§ **AIM**
According to the court excerpt on prospective overruling, in which case was that doctrine first imported and applied?

§ **EXCERPTED TEXT**
┌──

Furthermore, even the justification with regard to impact of the judgment of the learned Single Judge in the case of UCO Bank (supra) would not be available in view of the judgment of the Supreme Court in the case of Allahabad Bank (supra). As noticed earlier, the Supreme Court had clearly observed that the decision in the UCO Bank case (supra) was not correct. The Supreme Court has also held as follows :-

"Thus, the adjudication of liability and the recovery of the amount by execution of the certificate are respectively within the exclusive jurisdiction of the Tribunal and the Recovery Officer and no other Court or authority much less the Civil Court or the Company Court can go into the said questions relating to the liability and the recovery except as provided in the Act. Point 1 is decided accordingly."

The aforesaid law would be applicable with retrospective effect as it has not been specifically made prospective. This proposition of law has been clearly laid down by the Supreme Court in the case of P.V. George & Ors., vs. State of Kerala & Ors., reported in (2007) 3 SCC 557, in the following words :-

"19. It may be true that when the doctrine of stare decisis is not adhered to, a change in the law may adversely affect the interest of the citizens. The doctrine of prospective overruling although is applied to overcome such a situation, but then it must be stated expressly. The power must be exercised in the clearest possible terms. The decisions of this Court are clear pointer thereto."

Again in the case of M.A. Murthy vs. State of Karnataka & Ors., reported in (2003) 7 SCC 517, the Supreme Court has clearly observed :-

"8. The learned counsel for the appellant submitted that the approach of the High Court is erroneous as the law declared by this Court is presumed to be the law at all times. Normally, the decision of this Court enunciating a principle of law is applicable to all cases irrespective of its stage of pendency because it is assumed that what is enunciated by the Supreme Court is, in fact, the law from inception. The doctrine of prospective overruling which is a feature of American jurisprudence is an exception to the normal principle of law, was imported and applied for the first time in L.C. Golak Nath v. State of Punjab. In Managing Director, ECIL v. B. Karunakar the view was adopted. Prospective overruling is a part of the principles of constitutional cannon of interpretation and can be resorted to by this Court while superseding the law declared by it earlier. It is a device innovated to avoid reopening of settled issues, to prevent multiplicity of proceedings, and to avoid uncertainty and avoidable litigation. In other words, actions taken contrary to the law declared prior to the date of declaration are validated in larger public interest. The law as declared applied to future cases. (See Ashok Kumar Gupta v. State of U.P. and Baburam v. C.C. Jacob.). It is for this Court to indicate as to whether the decision in question will operate prospectively. In other words, there shall be no prospective overruling, unless it is so indicated in the particular decision. ... ... ... ..."

In view of the above, there is no manner of doubt that the suit had to be filed by the Bank before the Debts Recovery Tribunal.

└──

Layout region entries
┌──

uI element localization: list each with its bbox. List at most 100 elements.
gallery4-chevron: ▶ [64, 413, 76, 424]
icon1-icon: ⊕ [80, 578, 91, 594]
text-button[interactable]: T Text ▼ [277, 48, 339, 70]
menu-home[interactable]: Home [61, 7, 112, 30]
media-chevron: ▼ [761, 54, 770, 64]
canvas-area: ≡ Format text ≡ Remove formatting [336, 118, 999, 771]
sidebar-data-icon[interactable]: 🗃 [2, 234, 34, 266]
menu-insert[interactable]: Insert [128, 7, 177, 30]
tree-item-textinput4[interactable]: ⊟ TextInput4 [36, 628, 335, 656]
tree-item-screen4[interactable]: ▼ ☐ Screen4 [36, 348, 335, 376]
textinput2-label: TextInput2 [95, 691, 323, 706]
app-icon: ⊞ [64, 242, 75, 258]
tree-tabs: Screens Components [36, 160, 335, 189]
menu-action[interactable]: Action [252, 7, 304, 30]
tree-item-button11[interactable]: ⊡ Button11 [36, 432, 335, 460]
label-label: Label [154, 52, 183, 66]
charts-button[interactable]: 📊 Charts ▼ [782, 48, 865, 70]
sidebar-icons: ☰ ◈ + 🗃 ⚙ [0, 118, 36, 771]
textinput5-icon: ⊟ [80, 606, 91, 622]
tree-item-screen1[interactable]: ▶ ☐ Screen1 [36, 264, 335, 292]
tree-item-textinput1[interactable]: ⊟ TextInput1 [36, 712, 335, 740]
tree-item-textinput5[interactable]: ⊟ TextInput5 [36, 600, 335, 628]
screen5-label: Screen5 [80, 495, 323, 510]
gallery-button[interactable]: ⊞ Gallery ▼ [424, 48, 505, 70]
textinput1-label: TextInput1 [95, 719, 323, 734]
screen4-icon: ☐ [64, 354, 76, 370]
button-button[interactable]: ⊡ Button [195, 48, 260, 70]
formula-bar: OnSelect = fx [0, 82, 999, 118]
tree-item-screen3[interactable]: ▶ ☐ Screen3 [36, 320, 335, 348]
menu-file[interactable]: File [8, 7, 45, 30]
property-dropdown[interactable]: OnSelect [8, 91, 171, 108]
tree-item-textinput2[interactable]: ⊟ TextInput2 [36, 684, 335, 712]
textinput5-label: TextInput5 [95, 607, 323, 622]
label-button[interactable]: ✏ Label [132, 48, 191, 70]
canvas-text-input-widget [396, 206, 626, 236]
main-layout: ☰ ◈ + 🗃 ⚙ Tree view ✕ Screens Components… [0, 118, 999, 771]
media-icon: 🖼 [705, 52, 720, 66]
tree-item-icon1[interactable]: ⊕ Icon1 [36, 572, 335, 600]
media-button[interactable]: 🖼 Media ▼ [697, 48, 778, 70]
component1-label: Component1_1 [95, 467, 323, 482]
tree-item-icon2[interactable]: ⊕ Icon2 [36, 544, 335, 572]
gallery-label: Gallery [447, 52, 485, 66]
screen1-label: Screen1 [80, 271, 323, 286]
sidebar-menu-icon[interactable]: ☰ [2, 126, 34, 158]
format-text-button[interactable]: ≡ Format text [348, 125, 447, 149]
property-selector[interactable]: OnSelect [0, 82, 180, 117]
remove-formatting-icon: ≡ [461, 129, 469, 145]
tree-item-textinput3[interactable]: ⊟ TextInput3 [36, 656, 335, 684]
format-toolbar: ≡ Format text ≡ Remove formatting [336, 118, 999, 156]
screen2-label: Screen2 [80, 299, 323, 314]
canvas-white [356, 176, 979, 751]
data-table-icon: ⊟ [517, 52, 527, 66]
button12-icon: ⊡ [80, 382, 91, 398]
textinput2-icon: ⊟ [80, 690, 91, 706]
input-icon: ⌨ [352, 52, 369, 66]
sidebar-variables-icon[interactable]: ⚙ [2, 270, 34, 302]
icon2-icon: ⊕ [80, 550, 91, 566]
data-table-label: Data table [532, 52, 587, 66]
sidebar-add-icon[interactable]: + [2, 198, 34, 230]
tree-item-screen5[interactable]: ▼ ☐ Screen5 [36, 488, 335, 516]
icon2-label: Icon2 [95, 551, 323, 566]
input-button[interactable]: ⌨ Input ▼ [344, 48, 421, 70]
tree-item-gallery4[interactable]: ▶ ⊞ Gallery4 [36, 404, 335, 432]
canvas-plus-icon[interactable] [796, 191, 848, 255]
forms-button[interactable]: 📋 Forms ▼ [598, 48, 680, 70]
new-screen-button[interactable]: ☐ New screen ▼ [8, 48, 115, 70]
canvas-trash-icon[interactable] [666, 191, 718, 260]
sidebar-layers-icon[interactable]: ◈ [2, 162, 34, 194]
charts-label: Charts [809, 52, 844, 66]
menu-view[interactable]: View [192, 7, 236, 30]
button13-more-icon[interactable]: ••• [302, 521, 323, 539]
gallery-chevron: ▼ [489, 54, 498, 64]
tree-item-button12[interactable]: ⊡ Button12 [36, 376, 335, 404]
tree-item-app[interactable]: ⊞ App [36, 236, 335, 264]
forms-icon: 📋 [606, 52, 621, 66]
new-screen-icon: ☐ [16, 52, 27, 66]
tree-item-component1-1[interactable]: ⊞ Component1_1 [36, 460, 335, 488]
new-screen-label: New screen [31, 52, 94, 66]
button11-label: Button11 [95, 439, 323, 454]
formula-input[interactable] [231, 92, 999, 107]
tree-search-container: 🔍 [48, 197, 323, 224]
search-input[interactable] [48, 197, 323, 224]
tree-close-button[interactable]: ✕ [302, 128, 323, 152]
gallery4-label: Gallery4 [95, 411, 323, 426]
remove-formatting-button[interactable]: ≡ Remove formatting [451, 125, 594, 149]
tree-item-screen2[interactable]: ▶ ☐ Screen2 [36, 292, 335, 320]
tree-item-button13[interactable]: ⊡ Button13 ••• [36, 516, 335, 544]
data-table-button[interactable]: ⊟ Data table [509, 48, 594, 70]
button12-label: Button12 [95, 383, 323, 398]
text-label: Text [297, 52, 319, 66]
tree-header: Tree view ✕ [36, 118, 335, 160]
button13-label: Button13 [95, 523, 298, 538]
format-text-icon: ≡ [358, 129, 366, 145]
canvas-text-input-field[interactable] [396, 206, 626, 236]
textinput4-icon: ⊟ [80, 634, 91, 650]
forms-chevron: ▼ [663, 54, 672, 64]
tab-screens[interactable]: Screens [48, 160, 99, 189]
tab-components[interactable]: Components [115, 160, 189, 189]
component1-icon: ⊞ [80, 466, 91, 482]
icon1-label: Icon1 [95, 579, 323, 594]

└──

§ **SOLUTION TO THIS EXERCISE**
L.C. Golak Nath v. State of Punjab.